GOAL:
Can you retype every record below exactly as written?
◇ ◇ ◇ ◇ ◇ ◇ ◇
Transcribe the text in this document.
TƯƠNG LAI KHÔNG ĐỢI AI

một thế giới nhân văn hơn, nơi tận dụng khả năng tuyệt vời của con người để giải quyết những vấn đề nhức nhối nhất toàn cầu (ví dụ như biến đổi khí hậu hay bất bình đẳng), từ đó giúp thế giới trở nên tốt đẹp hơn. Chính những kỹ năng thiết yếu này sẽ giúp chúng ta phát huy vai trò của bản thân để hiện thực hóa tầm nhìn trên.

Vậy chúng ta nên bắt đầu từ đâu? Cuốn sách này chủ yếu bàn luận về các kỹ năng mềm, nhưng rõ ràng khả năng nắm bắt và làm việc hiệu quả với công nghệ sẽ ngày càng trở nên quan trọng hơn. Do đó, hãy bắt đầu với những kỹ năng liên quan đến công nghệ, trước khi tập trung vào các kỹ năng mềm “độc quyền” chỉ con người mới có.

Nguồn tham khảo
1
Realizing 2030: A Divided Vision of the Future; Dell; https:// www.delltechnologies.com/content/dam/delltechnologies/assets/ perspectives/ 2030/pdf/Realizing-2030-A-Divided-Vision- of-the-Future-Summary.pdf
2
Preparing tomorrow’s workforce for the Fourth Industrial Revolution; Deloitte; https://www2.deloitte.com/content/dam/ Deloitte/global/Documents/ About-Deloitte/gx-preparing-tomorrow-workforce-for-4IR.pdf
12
◇ ◇ ◇ ◇ ◇ ◇ ◇
ANSWER FOR THIS EXERCISE:
Transcribe the text in this document.
TƯƠNG LAI KHÔNG ĐỢI AI

một thế giới nhân văn hơn, nơi tận dụng khả năng tuyệt vời của con người để giải quyết những vấn đề nhức nhối nhất toàn cầu (ví dụ như biến đổi khí hậu hay bất bình đẳng), từ đó giúp thế giới trở nên tốt đẹp hơn. Chính những kỹ năng thiết yếu này sẽ giúp chúng ta phát huy vai trò của bản thân để hiện thực hóa tầm nhìn trên.

Vậy chúng ta nên bắt đầu từ đâu? Cuốn sách này chủ yếu bàn luận về các kỹ năng mềm, nhưng rõ ràng khả năng nắm bắt và làm việc hiệu quả với công nghệ sẽ ngày càng trở nên quan trọng hơn. Do đó, hãy bắt đầu với những kỹ năng liên quan đến công nghệ, trước khi tập trung vào các kỹ năng mềm “độc quyền” chỉ con người mới có.

Nguồn tham khảo
1
Realizing 2030: A Divided Vision of the Future; Dell; https:// www.delltechnologies.com/content/dam/delltechnologies/assets/ perspectives/ 2030/pdf/Realizing-2030-A-Divided-Vision- of-the-Future-Summary.pdf
2
Preparing tomorrow’s workforce for the Fourth Industrial Revolution; Deloitte; https://www2.deloitte.com/content/dam/ Deloitte/global/Documents/ About-Deloitte/gx-preparing-tomorrow-workforce-for-4IR.pdf
12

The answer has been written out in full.